**Task to complete**
Look through the records below and give the number of lines holding the string "esté", nothing more.

**Input rows**
--- START ---
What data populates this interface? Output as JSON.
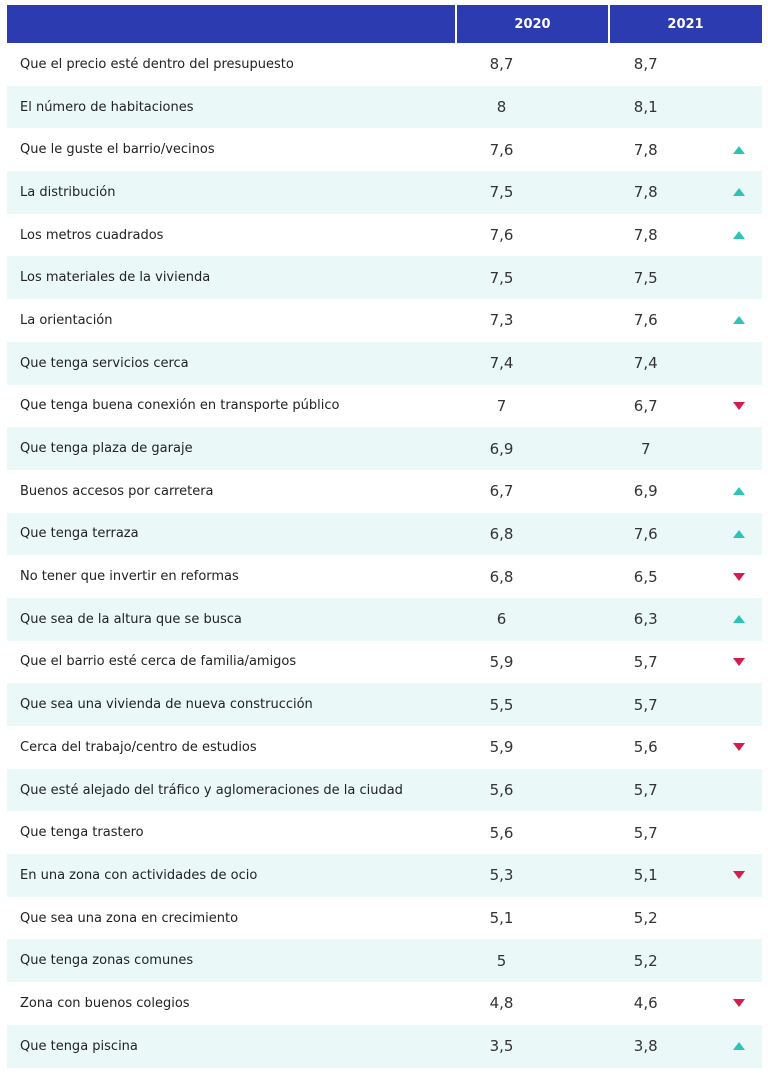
{
  "header": {
    "col_2020": "2020",
    "col_2021": "2021"
  },
  "colors": {
    "header_bg": "#2c3bb0",
    "row_alt": "#eaf8f8",
    "up": "#2fc2b8",
    "down": "#d61c4e"
  },
  "rows": [
    {
      "label": "Que el precio esté dentro del presupuesto",
      "v2020": "8,7",
      "v2021": "8,7",
      "trend": "none"
    },
    {
      "label": "El número de habitaciones",
      "v2020": "8",
      "v2021": "8,1",
      "trend": "none"
    },
    {
      "label": "Que le guste el barrio/vecinos",
      "v2020": "7,6",
      "v2021": "7,8",
      "trend": "up"
    },
    {
      "label": "La distribución",
      "v2020": "7,5",
      "v2021": "7,8",
      "trend": "up"
    },
    {
      "label": "Los metros cuadrados",
      "v2020": "7,6",
      "v2021": "7,8",
      "trend": "up"
    },
    {
      "label": "Los materiales de la vivienda",
      "v2020": "7,5",
      "v2021": "7,5",
      "trend": "none"
    },
    {
      "label": "La orientación",
      "v2020": "7,3",
      "v2021": "7,6",
      "trend": "up"
    },
    {
      "label": "Que tenga servicios cerca",
      "v2020": "7,4",
      "v2021": "7,4",
      "trend": "none"
    },
    {
      "label": "Que tenga buena conexión en transporte público",
      "v2020": "7",
      "v2021": "6,7",
      "trend": "down"
    },
    {
      "label": "Que tenga plaza de garaje",
      "v2020": "6,9",
      "v2021": "7",
      "trend": "none"
    },
    {
      "label": "Buenos accesos por carretera",
      "v2020": "6,7",
      "v2021": "6,9",
      "trend": "up"
    },
    {
      "label": "Que tenga terraza",
      "v2020": "6,8",
      "v2021": "7,6",
      "trend": "up"
    },
    {
      "label": "No tener que invertir en reformas",
      "v2020": "6,8",
      "v2021": "6,5",
      "trend": "down"
    },
    {
      "label": "Que sea de la altura que se busca",
      "v2020": "6",
      "v2021": "6,3",
      "trend": "up"
    },
    {
      "label": "Que el barrio esté cerca de familia/amigos",
      "v2020": "5,9",
      "v2021": "5,7",
      "trend": "down"
    },
    {
      "label": "Que sea una vivienda de nueva construcción",
      "v2020": "5,5",
      "v2021": "5,7",
      "trend": "none"
    },
    {
      "label": "Cerca del trabajo/centro de estudios",
      "v2020": "5,9",
      "v2021": "5,6",
      "trend": "down"
    },
    {
      "label": "Que esté alejado del tráfico y aglomeraciones de la ciudad",
      "v2020": "5,6",
      "v2021": "5,7",
      "trend": "none"
    },
    {
      "label": "Que tenga trastero",
      "v2020": "5,6",
      "v2021": "5,7",
      "trend": "none"
    },
    {
      "label": "En una zona con actividades de ocio",
      "v2020": "5,3",
      "v2021": "5,1",
      "trend": "down"
    },
    {
      "label": "Que sea una zona en crecimiento",
      "v2020": "5,1",
      "v2021": "5,2",
      "trend": "none"
    },
    {
      "label": "Que tenga zonas comunes",
      "v2020": "5",
      "v2021": "5,2",
      "trend": "none"
    },
    {
      "label": "Zona con buenos colegios",
      "v2020": "4,8",
      "v2021": "4,6",
      "trend": "down"
    },
    {
      "label": "Que tenga piscina",
      "v2020": "3,5",
      "v2021": "3,8",
      "trend": "up"
    }
  ]
}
--- END ---
**Task result**
3